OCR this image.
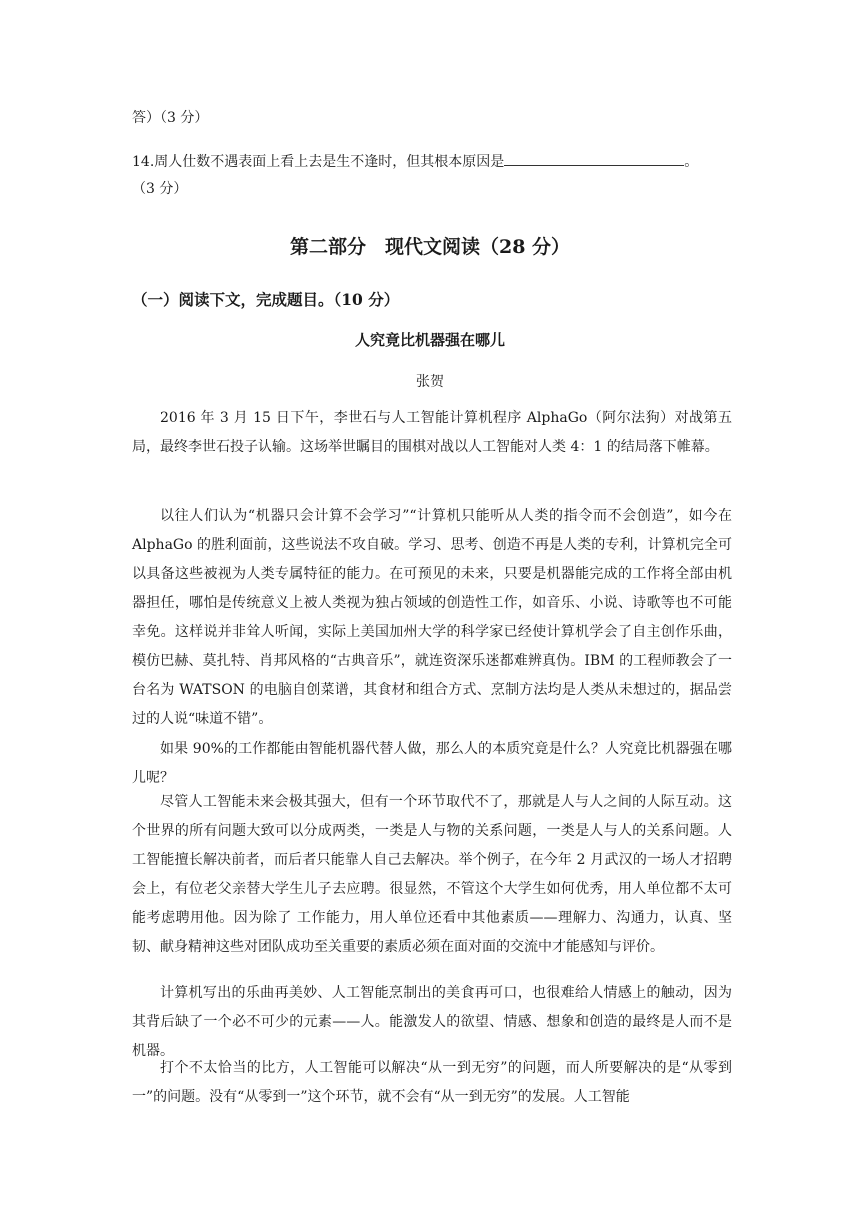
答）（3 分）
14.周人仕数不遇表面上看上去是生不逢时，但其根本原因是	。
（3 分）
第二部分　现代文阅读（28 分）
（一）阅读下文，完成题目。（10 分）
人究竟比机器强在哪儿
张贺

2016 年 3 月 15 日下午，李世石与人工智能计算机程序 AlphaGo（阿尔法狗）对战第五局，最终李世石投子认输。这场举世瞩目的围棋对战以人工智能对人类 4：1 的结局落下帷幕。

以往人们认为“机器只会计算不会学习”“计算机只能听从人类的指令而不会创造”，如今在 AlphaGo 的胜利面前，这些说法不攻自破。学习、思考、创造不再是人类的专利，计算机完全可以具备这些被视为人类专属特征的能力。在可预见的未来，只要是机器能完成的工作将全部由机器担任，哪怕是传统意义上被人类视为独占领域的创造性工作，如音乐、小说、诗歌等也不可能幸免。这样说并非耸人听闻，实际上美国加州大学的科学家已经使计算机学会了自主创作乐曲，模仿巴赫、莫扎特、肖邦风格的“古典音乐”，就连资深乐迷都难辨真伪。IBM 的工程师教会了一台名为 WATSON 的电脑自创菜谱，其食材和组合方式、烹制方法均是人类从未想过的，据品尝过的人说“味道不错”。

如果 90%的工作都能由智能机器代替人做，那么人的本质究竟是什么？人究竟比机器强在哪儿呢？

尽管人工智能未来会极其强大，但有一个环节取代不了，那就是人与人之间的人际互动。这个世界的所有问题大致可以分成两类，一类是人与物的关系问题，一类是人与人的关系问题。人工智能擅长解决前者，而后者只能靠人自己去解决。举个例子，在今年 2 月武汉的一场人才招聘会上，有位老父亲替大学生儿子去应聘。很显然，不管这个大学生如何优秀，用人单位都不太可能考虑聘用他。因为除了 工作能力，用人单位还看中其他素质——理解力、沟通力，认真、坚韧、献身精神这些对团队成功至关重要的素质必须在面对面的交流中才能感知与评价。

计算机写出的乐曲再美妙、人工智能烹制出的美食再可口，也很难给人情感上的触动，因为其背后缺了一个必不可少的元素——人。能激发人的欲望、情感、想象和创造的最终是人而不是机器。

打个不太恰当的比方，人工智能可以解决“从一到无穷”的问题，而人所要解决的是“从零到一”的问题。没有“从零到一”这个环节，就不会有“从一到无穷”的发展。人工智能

• • • •

- [Directions for this task]
From the listing, extract all text exactly as given and drop any picture.

- [Output of the task]
OCR this image.
答）（3 分）
14.周人仕数不遇表面上看上去是生不逢时，但其根本原因是	。
（3 分）
第二部分　现代文阅读（28 分）
（一）阅读下文，完成题目。（10 分）
人究竟比机器强在哪儿
张贺

2016 年 3 月 15 日下午，李世石与人工智能计算机程序 AlphaGo（阿尔法狗）对战第五局，最终李世石投子认输。这场举世瞩目的围棋对战以人工智能对人类 4：1 的结局落下帷幕。

以往人们认为“机器只会计算不会学习”“计算机只能听从人类的指令而不会创造”，如今在 AlphaGo 的胜利面前，这些说法不攻自破。学习、思考、创造不再是人类的专利，计算机完全可以具备这些被视为人类专属特征的能力。在可预见的未来，只要是机器能完成的工作将全部由机器担任，哪怕是传统意义上被人类视为独占领域的创造性工作，如音乐、小说、诗歌等也不可能幸免。这样说并非耸人听闻，实际上美国加州大学的科学家已经使计算机学会了自主创作乐曲，模仿巴赫、莫扎特、肖邦风格的“古典音乐”，就连资深乐迷都难辨真伪。IBM 的工程师教会了一台名为 WATSON 的电脑自创菜谱，其食材和组合方式、烹制方法均是人类从未想过的，据品尝过的人说“味道不错”。

如果 90%的工作都能由智能机器代替人做，那么人的本质究竟是什么？人究竟比机器强在哪儿呢？

尽管人工智能未来会极其强大，但有一个环节取代不了，那就是人与人之间的人际互动。这个世界的所有问题大致可以分成两类，一类是人与物的关系问题，一类是人与人的关系问题。人工智能擅长解决前者，而后者只能靠人自己去解决。举个例子，在今年 2 月武汉的一场人才招聘会上，有位老父亲替大学生儿子去应聘。很显然，不管这个大学生如何优秀，用人单位都不太可能考虑聘用他。因为除了 工作能力，用人单位还看中其他素质——理解力、沟通力，认真、坚韧、献身精神这些对团队成功至关重要的素质必须在面对面的交流中才能感知与评价。

计算机写出的乐曲再美妙、人工智能烹制出的美食再可口，也很难给人情感上的触动，因为其背后缺了一个必不可少的元素——人。能激发人的欲望、情感、想象和创造的最终是人而不是机器。

打个不太恰当的比方，人工智能可以解决“从一到无穷”的问题，而人所要解决的是“从零到一”的问题。没有“从零到一”这个环节，就不会有“从一到无穷”的发展。人工智能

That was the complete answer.